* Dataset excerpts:
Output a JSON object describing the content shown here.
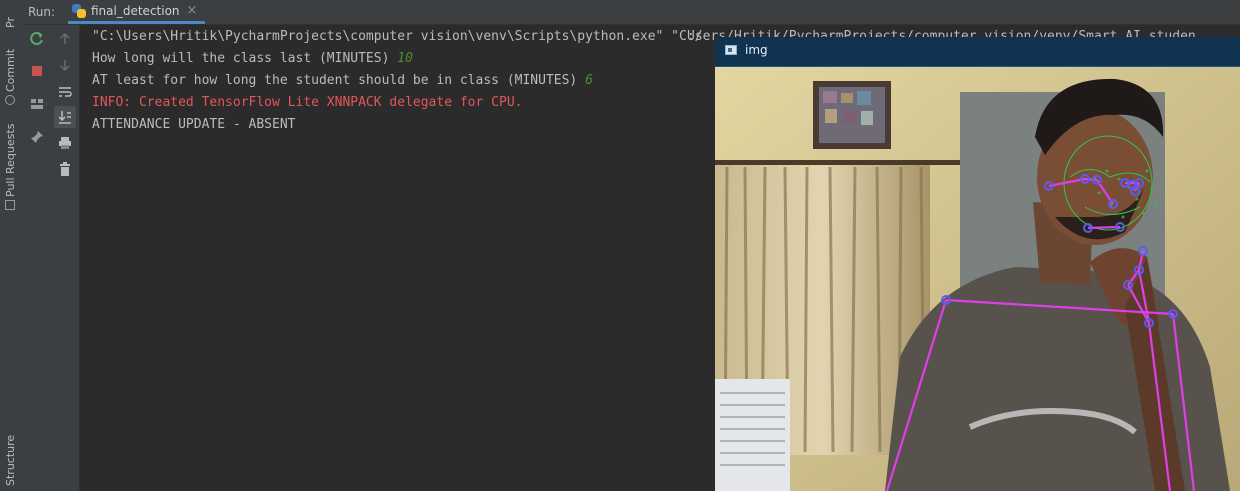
{
  "side_tabs": [
    "Pr",
    "Commit",
    "Pull Requests",
    "Structure"
  ],
  "run_header": {
    "label": "Run:",
    "tab_name": "final_detection",
    "tab_close": "×"
  },
  "console_lines": [
    {
      "text": "\"C:\\Users\\Hritik\\PycharmProjects\\computer vision\\venv\\Scripts\\python.exe\" \"C:/"
    },
    {
      "prompt": "How long will the class last (MINUTES) ",
      "input": "10"
    },
    {
      "prompt": "AT least for how long the student should be in class (MINUTES) ",
      "input": "6"
    },
    {
      "text": "INFO: Created TensorFlow Lite XNNPACK delegate for CPU."
    },
    {
      "text": "ATTENDANCE UPDATE - ABSENT"
    }
  ],
  "command_tail": "Users/Hritik/PycharmProjects/computer vision/venv/Smart AI studen",
  "image_window": {
    "title": "img",
    "icon": "image-window-icon"
  },
  "colors": {
    "pose": "#e03ee8",
    "landmark": "#5a5cf0",
    "face_mesh": "#2fc94a",
    "console_red": "#e0575c",
    "console_green": "#4e8a2e"
  }
}
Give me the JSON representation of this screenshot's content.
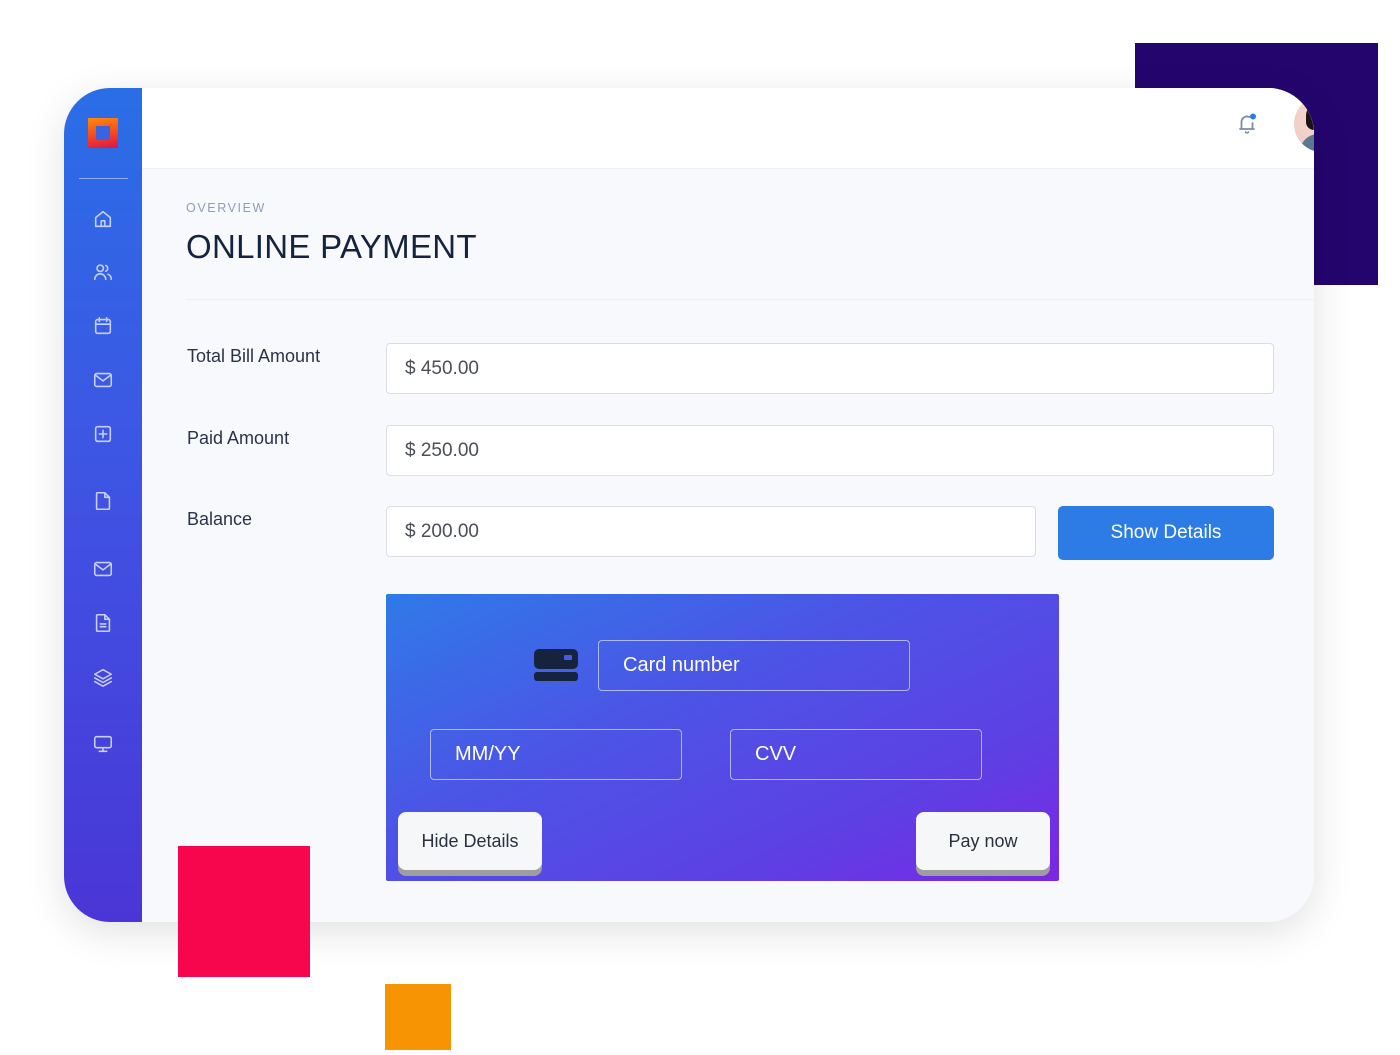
{
  "header": {
    "notification_icon": "bell-icon",
    "notification_badge_color": "#2d7be4",
    "avatar_status": "online",
    "avatar_status_color": "#17d46b"
  },
  "sidebar": {
    "logo": "app-logo",
    "items": [
      {
        "icon": "home-icon"
      },
      {
        "icon": "users-icon"
      },
      {
        "icon": "calendar-icon"
      },
      {
        "icon": "mail-icon"
      },
      {
        "icon": "plus-square-icon"
      },
      {
        "icon": "file-icon"
      },
      {
        "icon": "mail-icon"
      },
      {
        "icon": "document-text-icon"
      },
      {
        "icon": "layers-icon"
      },
      {
        "icon": "monitor-icon"
      }
    ]
  },
  "page": {
    "overline": "OVERVIEW",
    "title": "ONLINE PAYMENT"
  },
  "form": {
    "fields": [
      {
        "label": "Total Bill Amount",
        "value": "$ 450.00"
      },
      {
        "label": "Paid Amount",
        "value": "$ 250.00"
      },
      {
        "label": "Balance",
        "value": "$ 200.00"
      }
    ],
    "show_details_label": "Show Details"
  },
  "card": {
    "icon": "credit-card-icon",
    "card_number_placeholder": "Card number",
    "expiry_placeholder": "MM/YY",
    "cvv_placeholder": "CVV",
    "hide_details_label": "Hide Details",
    "pay_now_label": "Pay now"
  },
  "colors": {
    "primary": "#2d7be4",
    "deco_purple": "#24056e",
    "deco_red": "#f7064e",
    "deco_orange": "#f79404"
  }
}
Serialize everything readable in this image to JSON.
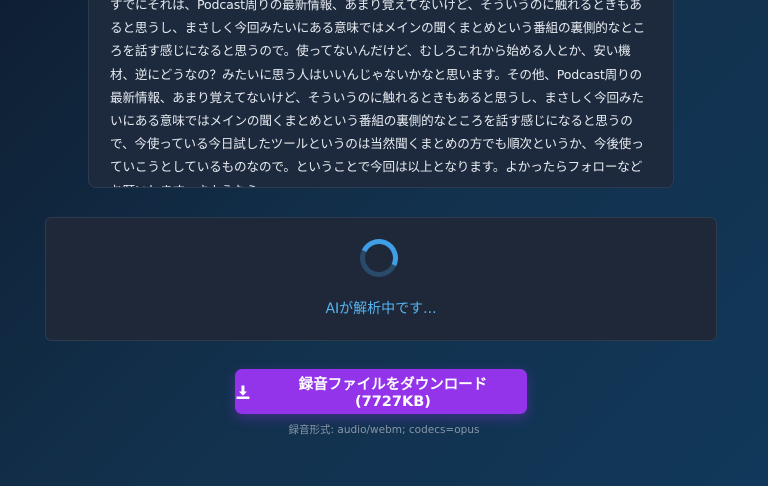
{
  "transcript": {
    "text": "すでにそれは、Podcast周りの最新情報、あまり覚えてないけど、そういうのに触れるときもあると思うし、まさしく今回みたいにある意味ではメインの聞くまとめという番組の裏側的なところを話す感じになると思うので。使ってないんだけど、むしろこれから始める人とか、安い機材、逆にどうなの？みたいに思う人はいいんじゃないかなと思います。その他、Podcast周りの最新情報、あまり覚えてないけど、そういうのに触れるときもあると思うし、まさしく今回みたいにある意味ではメインの聞くまとめという番組の裏側的なところを話す感じになると思うので、今使っている今日試したツールというのは当然聞くまとめの方でも順次というか、今後使っていこうとしているものなので。ということで今回は以上となります。よかったらフォローなどお願いします。さようなら。"
  },
  "status": {
    "message": "AIが解析中です..."
  },
  "download": {
    "icon": "download-icon",
    "label": "録音ファイルをダウンロード (7727KB)"
  },
  "format": {
    "note": "録音形式: audio/webm; codecs=opus"
  },
  "colors": {
    "accent": "#9333ea",
    "spinner": "#3f9ee6",
    "status_text": "#56b4f2"
  }
}
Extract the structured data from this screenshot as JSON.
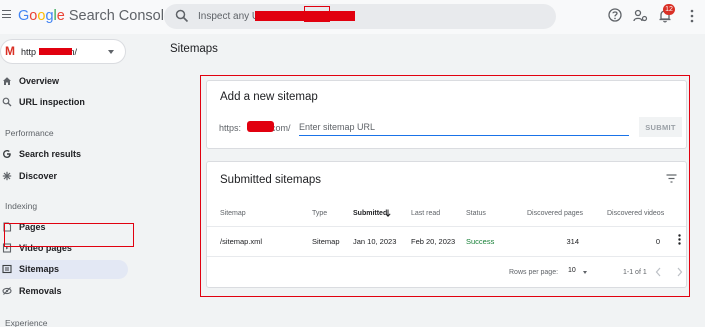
{
  "app": {
    "logo_letters": [
      "G",
      "o",
      "o",
      "g",
      "l",
      "e"
    ],
    "product": "Search Console"
  },
  "search": {
    "placeholder": "Inspect any UR"
  },
  "notifications": {
    "count": "12"
  },
  "colors": {
    "accent": "#1a73e8",
    "success": "#188038",
    "annotation": "#e1000f",
    "badge": "#d93025"
  },
  "property": {
    "icon_letter": "M",
    "url_start": "http",
    "url_end": "m/"
  },
  "sidebar": {
    "items": [
      {
        "label": "Overview",
        "icon": "home-icon"
      },
      {
        "label": "URL inspection",
        "icon": "search-icon"
      },
      {
        "label": "Search results",
        "icon": "google-g-icon"
      },
      {
        "label": "Discover",
        "icon": "asterisk-icon"
      },
      {
        "label": "Pages",
        "icon": "page-icon"
      },
      {
        "label": "Video pages",
        "icon": "video-page-icon"
      },
      {
        "label": "Sitemaps",
        "icon": "sitemap-icon",
        "active": true
      },
      {
        "label": "Removals",
        "icon": "removals-icon"
      }
    ],
    "sections": {
      "performance": "Performance",
      "indexing": "Indexing",
      "experience": "Experience"
    }
  },
  "main": {
    "title": "Sitemaps",
    "add_card": {
      "title": "Add a new sitemap",
      "prefix_start": "https:",
      "prefix_end": "com/",
      "input_placeholder": "Enter sitemap URL",
      "submit_label": "SUBMIT"
    },
    "list_card": {
      "title": "Submitted sitemaps",
      "columns": [
        "Sitemap",
        "Type",
        "Submitted",
        "Last read",
        "Status",
        "Discovered pages",
        "Discovered videos"
      ],
      "rows": [
        {
          "sitemap": "/sitemap.xml",
          "type": "Sitemap",
          "submitted": "Jan 10, 2023",
          "last_read": "Feb 20, 2023",
          "status": "Success",
          "pages": "314",
          "videos": "0"
        }
      ],
      "pager": {
        "rows_per_page_label": "Rows per page:",
        "rows_per_page": "10",
        "range": "1-1 of 1"
      }
    }
  }
}
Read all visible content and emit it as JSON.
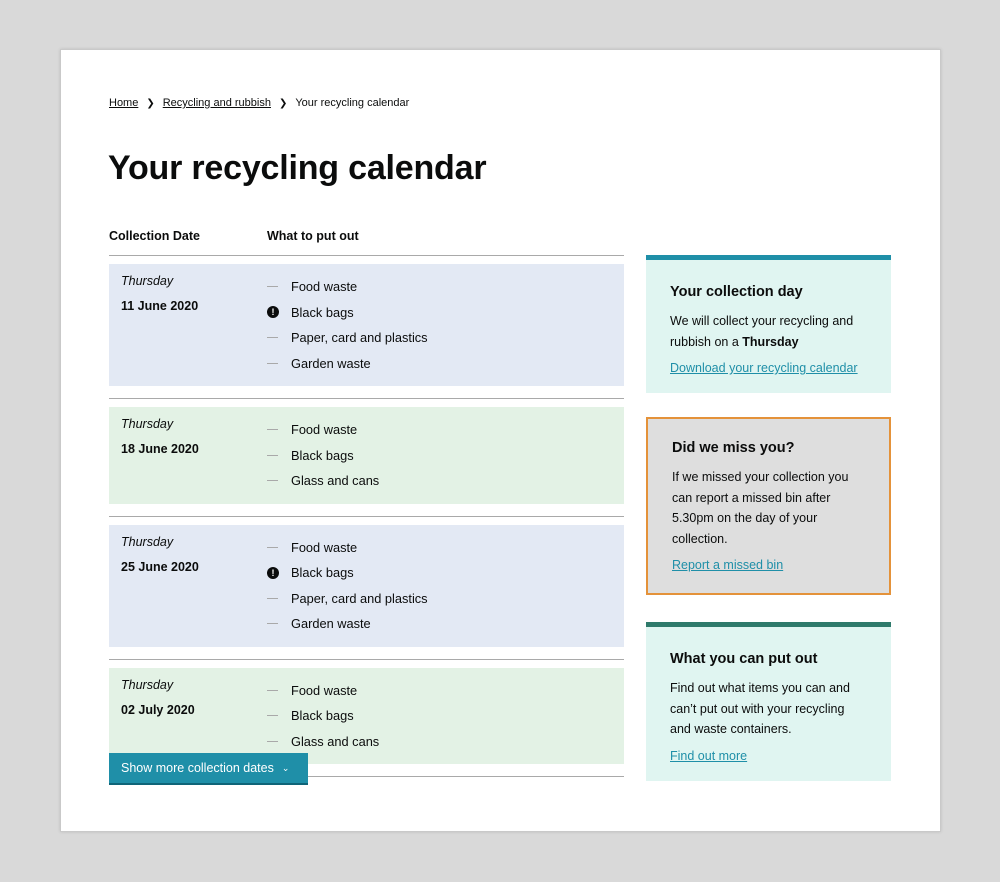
{
  "breadcrumb": {
    "home": "Home",
    "section": "Recycling and rubbish",
    "current": "Your recycling calendar",
    "separator": "❯"
  },
  "page_title": "Your recycling calendar",
  "table": {
    "headers": [
      "Collection Date",
      "What to put out"
    ],
    "rows": [
      {
        "day": "Thursday",
        "date": "11 June 2020",
        "color": "#e3e9f4",
        "items": [
          {
            "label": "Food waste",
            "alert": false
          },
          {
            "label": "Black bags",
            "alert": true
          },
          {
            "label": "Paper, card and plastics",
            "alert": false
          },
          {
            "label": "Garden waste",
            "alert": false
          }
        ]
      },
      {
        "day": "Thursday",
        "date": "18 June 2020",
        "color": "#e3f2e5",
        "items": [
          {
            "label": "Food waste",
            "alert": false
          },
          {
            "label": "Black bags",
            "alert": false
          },
          {
            "label": "Glass and cans",
            "alert": false
          }
        ]
      },
      {
        "day": "Thursday",
        "date": "25 June 2020",
        "color": "#e3e9f4",
        "items": [
          {
            "label": "Food waste",
            "alert": false
          },
          {
            "label": "Black bags",
            "alert": true
          },
          {
            "label": "Paper, card and plastics",
            "alert": false
          },
          {
            "label": "Garden waste",
            "alert": false
          }
        ]
      },
      {
        "day": "Thursday",
        "date": "02 July 2020",
        "color": "#e3f2e5",
        "items": [
          {
            "label": "Food waste",
            "alert": false
          },
          {
            "label": "Black bags",
            "alert": false
          },
          {
            "label": "Glass and cans",
            "alert": false
          }
        ]
      }
    ]
  },
  "show_more_label": "Show more collection dates",
  "cards": {
    "collection_day": {
      "title": "Your collection day",
      "text_before": "We will collect your recycling and rubbish on a ",
      "text_bold": "Thursday",
      "link": "Download your recycling calendar"
    },
    "missed": {
      "title": "Did we miss you?",
      "text": "If we missed your collection you can report a missed bin after 5.30pm on the day of your collection.",
      "link": "Report a missed bin"
    },
    "what_out": {
      "title": "What you can put out",
      "text": "Find out what items you can and can’t put out with your recycling and waste containers.",
      "link": "Find out more"
    }
  },
  "colors": {
    "accent": "#1f8fa8",
    "missed_border": "#e4923a",
    "teal_border": "#2e7a6b"
  }
}
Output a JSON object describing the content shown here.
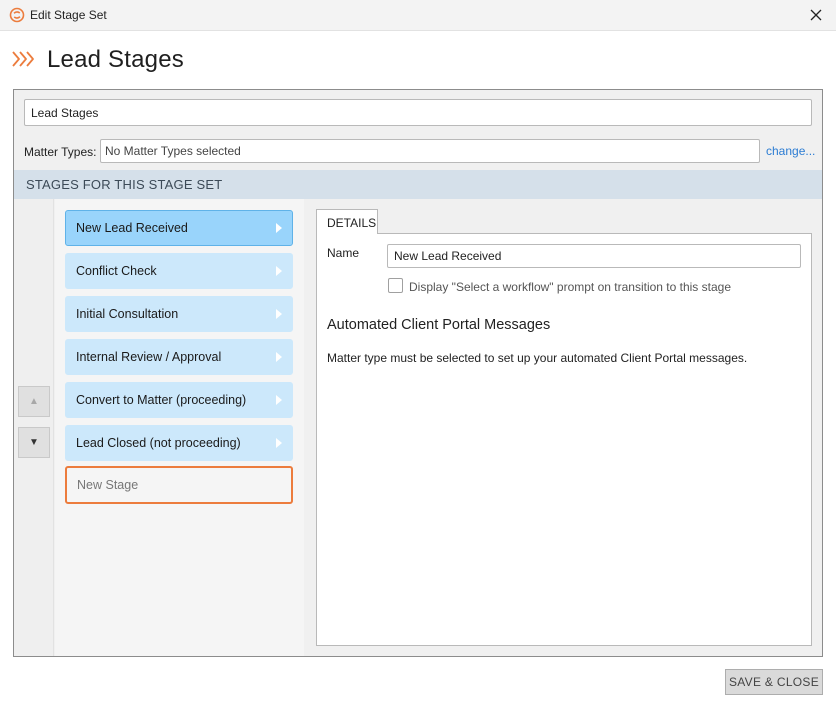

* What is asked: In the entries above, find each line with the word "Discovered" and copy it.

* Solved exercise:
        "Discovered pages",
        "Discovered videos"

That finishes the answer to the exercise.